Set task: Look at the entries below and reproduce them exactly.

## BEGIN

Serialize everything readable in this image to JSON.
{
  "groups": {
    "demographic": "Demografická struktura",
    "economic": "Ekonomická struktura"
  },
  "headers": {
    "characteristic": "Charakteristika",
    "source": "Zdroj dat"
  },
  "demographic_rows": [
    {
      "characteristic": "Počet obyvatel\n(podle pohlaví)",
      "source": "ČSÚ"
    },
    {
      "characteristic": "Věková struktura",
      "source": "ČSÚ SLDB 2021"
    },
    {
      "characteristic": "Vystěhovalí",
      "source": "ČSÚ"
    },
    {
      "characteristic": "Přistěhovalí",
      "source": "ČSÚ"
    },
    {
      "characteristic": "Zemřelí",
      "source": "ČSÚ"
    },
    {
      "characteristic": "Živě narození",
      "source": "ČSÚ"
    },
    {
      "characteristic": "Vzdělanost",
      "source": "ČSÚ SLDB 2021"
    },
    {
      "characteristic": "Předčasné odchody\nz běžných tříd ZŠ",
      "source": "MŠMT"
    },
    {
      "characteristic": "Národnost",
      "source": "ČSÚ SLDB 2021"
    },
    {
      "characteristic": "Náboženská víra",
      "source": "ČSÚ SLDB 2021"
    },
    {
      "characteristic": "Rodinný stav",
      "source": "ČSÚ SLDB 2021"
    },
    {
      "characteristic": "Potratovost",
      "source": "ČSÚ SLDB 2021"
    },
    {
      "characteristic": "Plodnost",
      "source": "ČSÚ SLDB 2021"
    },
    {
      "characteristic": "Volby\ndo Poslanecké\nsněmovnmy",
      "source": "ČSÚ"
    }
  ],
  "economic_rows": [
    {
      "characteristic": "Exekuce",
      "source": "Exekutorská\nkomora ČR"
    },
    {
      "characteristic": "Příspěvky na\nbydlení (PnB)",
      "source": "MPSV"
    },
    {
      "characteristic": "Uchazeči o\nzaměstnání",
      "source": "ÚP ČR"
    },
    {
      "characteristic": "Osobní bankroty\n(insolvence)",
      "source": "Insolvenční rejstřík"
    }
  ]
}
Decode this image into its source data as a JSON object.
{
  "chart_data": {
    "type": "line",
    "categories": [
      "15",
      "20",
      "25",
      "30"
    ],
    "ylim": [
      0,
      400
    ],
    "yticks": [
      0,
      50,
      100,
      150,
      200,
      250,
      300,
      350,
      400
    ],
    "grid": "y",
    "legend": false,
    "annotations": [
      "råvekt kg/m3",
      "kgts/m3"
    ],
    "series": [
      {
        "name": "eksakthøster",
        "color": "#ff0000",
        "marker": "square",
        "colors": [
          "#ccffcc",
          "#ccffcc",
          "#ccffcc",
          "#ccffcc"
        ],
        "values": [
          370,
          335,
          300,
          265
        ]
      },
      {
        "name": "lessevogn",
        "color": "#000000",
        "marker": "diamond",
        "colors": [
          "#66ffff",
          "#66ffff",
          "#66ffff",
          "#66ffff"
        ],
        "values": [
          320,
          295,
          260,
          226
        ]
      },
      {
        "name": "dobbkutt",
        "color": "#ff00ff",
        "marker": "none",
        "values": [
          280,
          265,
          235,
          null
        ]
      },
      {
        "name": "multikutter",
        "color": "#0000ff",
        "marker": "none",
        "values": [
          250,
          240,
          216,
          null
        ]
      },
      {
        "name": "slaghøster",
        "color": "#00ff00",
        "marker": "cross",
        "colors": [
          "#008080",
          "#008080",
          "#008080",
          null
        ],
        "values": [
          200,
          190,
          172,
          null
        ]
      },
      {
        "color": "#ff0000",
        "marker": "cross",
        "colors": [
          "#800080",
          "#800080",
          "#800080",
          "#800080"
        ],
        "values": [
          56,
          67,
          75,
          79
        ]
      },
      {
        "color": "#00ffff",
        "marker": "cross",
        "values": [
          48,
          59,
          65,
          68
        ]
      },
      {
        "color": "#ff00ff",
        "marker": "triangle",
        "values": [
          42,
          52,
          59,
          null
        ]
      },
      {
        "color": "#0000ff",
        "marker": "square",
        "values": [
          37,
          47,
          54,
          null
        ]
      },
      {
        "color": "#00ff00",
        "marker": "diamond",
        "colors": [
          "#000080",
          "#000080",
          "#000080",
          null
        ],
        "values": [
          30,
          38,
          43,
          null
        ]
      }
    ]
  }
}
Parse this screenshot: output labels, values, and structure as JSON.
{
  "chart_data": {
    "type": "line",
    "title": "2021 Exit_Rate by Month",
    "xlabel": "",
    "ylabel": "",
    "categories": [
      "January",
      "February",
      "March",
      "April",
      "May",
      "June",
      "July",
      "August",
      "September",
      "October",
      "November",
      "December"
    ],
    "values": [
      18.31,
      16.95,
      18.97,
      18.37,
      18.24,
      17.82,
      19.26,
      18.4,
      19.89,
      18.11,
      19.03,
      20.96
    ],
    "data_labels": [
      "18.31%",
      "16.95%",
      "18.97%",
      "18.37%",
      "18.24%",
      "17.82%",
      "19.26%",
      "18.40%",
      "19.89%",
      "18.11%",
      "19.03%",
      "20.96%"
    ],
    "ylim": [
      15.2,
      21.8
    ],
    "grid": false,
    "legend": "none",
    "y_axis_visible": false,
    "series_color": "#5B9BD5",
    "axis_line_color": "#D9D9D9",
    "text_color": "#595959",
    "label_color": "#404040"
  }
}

## END

The reply:
Serialize everything readable in this image to JSON.
{
  "groups": {
    "demographic": "Demografická struktura",
    "economic": "Ekonomická struktura"
  },
  "headers": {
    "characteristic": "Charakteristika",
    "source": "Zdroj dat"
  },
  "demographic_rows": [
    {
      "characteristic": "Počet obyvatel\n(podle pohlaví)",
      "source": "ČSÚ"
    },
    {
      "characteristic": "Věková struktura",
      "source": "ČSÚ SLDB 2021"
    },
    {
      "characteristic": "Vystěhovalí",
      "source": "ČSÚ"
    },
    {
      "characteristic": "Přistěhovalí",
      "source": "ČSÚ"
    },
    {
      "characteristic": "Zemřelí",
      "source": "ČSÚ"
    },
    {
      "characteristic": "Živě narození",
      "source": "ČSÚ"
    },
    {
      "characteristic": "Vzdělanost",
      "source": "ČSÚ SLDB 2021"
    },
    {
      "characteristic": "Předčasné odchody\nz běžných tříd ZŠ",
      "source": "MŠMT"
    },
    {
      "characteristic": "Národnost",
      "source": "ČSÚ SLDB 2021"
    },
    {
      "characteristic": "Náboženská víra",
      "source": "ČSÚ SLDB 2021"
    },
    {
      "characteristic": "Rodinný stav",
      "source": "ČSÚ SLDB 2021"
    },
    {
      "characteristic": "Potratovost",
      "source": "ČSÚ SLDB 2021"
    },
    {
      "characteristic": "Plodnost",
      "source": "ČSÚ SLDB 2021"
    },
    {
      "characteristic": "Volby\ndo Poslanecké\nsněmovnmy",
      "source": "ČSÚ"
    }
  ],
  "economic_rows": [
    {
      "characteristic": "Exekuce",
      "source": "Exekutorská\nkomora ČR"
    },
    {
      "characteristic": "Příspěvky na\nbydlení (PnB)",
      "source": "MPSV"
    },
    {
      "characteristic": "Uchazeči o\nzaměstnání",
      "source": "ÚP ČR"
    },
    {
      "characteristic": "Osobní bankroty\n(insolvence)",
      "source": "Insolvenční rejstřík"
    }
  ]
}
Decode this image into its source data as a JSON object.
{
  "chart_data": {
    "type": "line",
    "categories": [
      "15",
      "20",
      "25",
      "30"
    ],
    "ylim": [
      0,
      400
    ],
    "yticks": [
      0,
      50,
      100,
      150,
      200,
      250,
      300,
      350,
      400
    ],
    "grid": "y",
    "legend": false,
    "annotations": [
      "råvekt kg/m3",
      "kgts/m3"
    ],
    "series": [
      {
        "name": "eksakthøster",
        "color": "#ff0000",
        "marker": "square",
        "colors": [
          "#ccffcc",
          "#ccffcc",
          "#ccffcc",
          "#ccffcc"
        ],
        "values": [
          370,
          335,
          300,
          265
        ]
      },
      {
        "name": "lessevogn",
        "color": "#000000",
        "marker": "diamond",
        "colors": [
          "#66ffff",
          "#66ffff",
          "#66ffff",
          "#66ffff"
        ],
        "values": [
          320,
          295,
          260,
          226
        ]
      },
      {
        "name": "dobbkutt",
        "color": "#ff00ff",
        "marker": "none",
        "values": [
          280,
          265,
          235,
          null
        ]
      },
      {
        "name": "multikutter",
        "color": "#0000ff",
        "marker": "none",
        "values": [
          250,
          240,
          216,
          null
        ]
      },
      {
        "name": "slaghøster",
        "color": "#00ff00",
        "marker": "cross",
        "colors": [
          "#008080",
          "#008080",
          "#008080",
          null
        ],
        "values": [
          200,
          190,
          172,
          null
        ]
      },
      {
        "color": "#ff0000",
        "marker": "cross",
        "colors": [
          "#800080",
          "#800080",
          "#800080",
          "#800080"
        ],
        "values": [
          56,
          67,
          75,
          79
        ]
      },
      {
        "color": "#00ffff",
        "marker": "cross",
        "values": [
          48,
          59,
          65,
          68
        ]
      },
      {
        "color": "#ff00ff",
        "marker": "triangle",
        "values": [
          42,
          52,
          59,
          null
        ]
      },
      {
        "color": "#0000ff",
        "marker": "square",
        "values": [
          37,
          47,
          54,
          null
        ]
      },
      {
        "color": "#00ff00",
        "marker": "diamond",
        "colors": [
          "#000080",
          "#000080",
          "#000080",
          null
        ],
        "values": [
          30,
          38,
          43,
          null
        ]
      }
    ]
  }
}
Parse this screenshot: output labels, values, and structure as JSON.
{
  "chart_data": {
    "type": "line",
    "title": "2021 Exit_Rate by Month",
    "xlabel": "",
    "ylabel": "",
    "categories": [
      "January",
      "February",
      "March",
      "April",
      "May",
      "June",
      "July",
      "August",
      "September",
      "October",
      "November",
      "December"
    ],
    "values": [
      18.31,
      16.95,
      18.97,
      18.37,
      18.24,
      17.82,
      19.26,
      18.4,
      19.89,
      18.11,
      19.03,
      20.96
    ],
    "data_labels": [
      "18.31%",
      "16.95%",
      "18.97%",
      "18.37%",
      "18.24%",
      "17.82%",
      "19.26%",
      "18.40%",
      "19.89%",
      "18.11%",
      "19.03%",
      "20.96%"
    ],
    "ylim": [
      15.2,
      21.8
    ],
    "grid": false,
    "legend": "none",
    "y_axis_visible": false,
    "series_color": "#5B9BD5",
    "axis_line_color": "#D9D9D9",
    "text_color": "#595959",
    "label_color": "#404040"
  }
}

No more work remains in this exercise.